[START]

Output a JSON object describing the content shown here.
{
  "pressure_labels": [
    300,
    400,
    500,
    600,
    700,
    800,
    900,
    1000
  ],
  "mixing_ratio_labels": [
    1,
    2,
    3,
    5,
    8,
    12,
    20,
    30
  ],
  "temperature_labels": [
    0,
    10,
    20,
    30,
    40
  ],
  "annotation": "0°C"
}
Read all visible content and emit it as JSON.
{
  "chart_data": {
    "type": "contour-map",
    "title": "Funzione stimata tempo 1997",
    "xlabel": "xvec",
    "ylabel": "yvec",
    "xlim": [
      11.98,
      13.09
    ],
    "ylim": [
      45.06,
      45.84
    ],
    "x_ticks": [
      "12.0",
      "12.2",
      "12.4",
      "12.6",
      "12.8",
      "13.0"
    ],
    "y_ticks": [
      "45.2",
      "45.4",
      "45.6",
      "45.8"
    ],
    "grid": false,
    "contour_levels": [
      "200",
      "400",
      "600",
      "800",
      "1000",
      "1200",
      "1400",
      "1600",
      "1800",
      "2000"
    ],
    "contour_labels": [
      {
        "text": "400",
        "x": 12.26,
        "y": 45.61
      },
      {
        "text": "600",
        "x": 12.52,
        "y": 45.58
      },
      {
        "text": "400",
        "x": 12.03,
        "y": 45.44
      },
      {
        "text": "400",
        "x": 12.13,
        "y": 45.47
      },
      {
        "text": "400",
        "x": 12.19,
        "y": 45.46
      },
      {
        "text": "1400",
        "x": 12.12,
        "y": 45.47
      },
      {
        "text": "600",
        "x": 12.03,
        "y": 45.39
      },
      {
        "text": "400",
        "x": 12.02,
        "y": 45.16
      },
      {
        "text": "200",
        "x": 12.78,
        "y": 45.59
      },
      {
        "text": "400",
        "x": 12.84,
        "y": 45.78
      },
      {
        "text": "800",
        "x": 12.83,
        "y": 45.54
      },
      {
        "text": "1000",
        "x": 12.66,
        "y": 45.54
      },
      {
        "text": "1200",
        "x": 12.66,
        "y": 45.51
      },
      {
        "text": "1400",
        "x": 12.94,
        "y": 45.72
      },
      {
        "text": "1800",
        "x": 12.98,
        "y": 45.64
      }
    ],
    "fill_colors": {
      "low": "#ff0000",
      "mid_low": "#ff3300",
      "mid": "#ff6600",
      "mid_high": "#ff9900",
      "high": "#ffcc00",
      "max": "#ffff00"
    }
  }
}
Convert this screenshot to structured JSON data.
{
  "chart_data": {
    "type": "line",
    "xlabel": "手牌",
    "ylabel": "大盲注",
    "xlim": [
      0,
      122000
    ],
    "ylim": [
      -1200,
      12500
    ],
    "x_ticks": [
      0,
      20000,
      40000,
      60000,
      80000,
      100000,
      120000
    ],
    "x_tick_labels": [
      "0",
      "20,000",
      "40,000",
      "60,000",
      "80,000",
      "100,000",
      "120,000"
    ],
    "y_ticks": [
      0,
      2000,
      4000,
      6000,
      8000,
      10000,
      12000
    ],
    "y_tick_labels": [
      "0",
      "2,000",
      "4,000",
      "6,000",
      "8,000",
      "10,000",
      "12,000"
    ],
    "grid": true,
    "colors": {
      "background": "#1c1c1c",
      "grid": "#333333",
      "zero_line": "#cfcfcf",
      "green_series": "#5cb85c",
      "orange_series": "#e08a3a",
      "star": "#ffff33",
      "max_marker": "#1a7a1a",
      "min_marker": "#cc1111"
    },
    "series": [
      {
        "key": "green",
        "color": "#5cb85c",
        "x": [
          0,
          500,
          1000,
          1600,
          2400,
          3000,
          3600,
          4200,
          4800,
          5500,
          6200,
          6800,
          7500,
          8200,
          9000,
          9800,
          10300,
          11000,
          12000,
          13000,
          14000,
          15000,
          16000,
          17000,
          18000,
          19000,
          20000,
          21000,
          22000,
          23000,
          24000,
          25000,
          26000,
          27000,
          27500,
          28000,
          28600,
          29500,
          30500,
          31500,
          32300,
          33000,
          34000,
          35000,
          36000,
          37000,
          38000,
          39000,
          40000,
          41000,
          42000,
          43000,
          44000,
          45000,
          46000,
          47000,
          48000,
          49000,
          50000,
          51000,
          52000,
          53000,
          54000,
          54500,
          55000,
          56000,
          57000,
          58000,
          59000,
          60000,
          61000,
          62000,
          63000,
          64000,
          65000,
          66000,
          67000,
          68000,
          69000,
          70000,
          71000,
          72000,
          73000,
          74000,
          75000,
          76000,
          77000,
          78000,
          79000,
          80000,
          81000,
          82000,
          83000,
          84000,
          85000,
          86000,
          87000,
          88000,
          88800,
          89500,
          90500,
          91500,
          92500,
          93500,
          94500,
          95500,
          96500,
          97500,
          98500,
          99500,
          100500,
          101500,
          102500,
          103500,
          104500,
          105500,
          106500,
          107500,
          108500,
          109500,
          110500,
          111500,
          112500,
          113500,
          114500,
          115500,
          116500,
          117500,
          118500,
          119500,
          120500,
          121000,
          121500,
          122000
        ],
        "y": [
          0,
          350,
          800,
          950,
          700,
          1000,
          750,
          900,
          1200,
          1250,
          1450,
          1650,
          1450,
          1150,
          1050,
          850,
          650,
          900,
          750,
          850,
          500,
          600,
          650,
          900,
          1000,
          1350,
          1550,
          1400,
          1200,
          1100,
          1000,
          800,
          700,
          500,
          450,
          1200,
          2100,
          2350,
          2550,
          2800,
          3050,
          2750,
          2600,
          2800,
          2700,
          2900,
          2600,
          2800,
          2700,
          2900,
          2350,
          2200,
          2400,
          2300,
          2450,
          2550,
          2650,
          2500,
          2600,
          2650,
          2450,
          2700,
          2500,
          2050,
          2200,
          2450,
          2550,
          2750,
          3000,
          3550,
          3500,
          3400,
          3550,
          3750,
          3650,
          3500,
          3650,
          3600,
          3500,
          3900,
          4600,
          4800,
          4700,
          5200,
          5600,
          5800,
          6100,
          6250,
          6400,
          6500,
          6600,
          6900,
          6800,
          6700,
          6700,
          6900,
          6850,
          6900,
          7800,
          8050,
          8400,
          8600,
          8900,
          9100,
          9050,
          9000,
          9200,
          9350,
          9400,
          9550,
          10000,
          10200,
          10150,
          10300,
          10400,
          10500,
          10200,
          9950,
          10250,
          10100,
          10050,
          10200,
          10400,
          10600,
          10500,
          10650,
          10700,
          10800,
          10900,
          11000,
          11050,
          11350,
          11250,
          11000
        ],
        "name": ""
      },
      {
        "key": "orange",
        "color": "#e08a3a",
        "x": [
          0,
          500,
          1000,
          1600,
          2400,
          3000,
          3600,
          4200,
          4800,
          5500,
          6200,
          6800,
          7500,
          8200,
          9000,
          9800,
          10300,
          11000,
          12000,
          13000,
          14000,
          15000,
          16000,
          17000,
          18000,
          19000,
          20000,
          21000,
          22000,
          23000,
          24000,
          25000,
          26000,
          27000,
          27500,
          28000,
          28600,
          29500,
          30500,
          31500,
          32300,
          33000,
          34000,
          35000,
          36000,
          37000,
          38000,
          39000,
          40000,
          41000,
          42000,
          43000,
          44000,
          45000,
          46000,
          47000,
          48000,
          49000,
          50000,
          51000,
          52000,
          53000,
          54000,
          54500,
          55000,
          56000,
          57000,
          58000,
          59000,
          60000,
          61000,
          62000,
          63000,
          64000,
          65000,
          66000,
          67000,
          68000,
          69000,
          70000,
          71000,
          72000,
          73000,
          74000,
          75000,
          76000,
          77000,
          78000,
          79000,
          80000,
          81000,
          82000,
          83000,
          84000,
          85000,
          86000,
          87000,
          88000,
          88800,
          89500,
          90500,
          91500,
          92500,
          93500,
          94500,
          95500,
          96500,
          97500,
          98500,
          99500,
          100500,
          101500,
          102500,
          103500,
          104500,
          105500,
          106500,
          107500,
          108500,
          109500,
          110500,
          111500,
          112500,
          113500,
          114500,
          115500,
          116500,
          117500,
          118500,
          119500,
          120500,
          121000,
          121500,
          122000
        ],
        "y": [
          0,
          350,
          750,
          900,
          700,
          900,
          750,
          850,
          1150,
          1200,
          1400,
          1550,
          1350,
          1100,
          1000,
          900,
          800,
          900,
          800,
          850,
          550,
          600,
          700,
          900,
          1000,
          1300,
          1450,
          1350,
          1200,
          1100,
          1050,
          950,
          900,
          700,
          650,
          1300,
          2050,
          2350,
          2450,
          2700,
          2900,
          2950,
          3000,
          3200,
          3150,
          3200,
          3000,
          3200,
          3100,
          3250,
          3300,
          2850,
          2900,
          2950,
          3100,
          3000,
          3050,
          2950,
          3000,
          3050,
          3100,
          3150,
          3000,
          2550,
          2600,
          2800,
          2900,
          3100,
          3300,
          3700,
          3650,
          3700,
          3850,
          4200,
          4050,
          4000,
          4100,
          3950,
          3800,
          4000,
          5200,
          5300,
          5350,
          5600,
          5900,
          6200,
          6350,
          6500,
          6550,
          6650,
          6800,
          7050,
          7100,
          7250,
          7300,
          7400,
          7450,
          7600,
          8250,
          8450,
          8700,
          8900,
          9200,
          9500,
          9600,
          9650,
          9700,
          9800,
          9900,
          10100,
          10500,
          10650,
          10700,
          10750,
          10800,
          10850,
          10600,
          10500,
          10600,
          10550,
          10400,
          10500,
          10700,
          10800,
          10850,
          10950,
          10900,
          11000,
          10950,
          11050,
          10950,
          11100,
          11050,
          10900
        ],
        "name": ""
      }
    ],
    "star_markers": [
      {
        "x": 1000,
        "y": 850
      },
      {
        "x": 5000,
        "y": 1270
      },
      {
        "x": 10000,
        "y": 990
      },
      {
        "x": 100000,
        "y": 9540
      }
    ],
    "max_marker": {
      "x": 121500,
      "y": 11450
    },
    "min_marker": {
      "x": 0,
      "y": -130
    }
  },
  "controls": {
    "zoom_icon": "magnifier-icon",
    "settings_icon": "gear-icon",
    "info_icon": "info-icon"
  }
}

[END]

[What this task involves] Extract every line containing the string "icon" from the material.

[Worked solution]
    "zoom_icon": "magnifier-icon",
    "settings_icon": "gear-icon",
    "info_icon": "info-icon"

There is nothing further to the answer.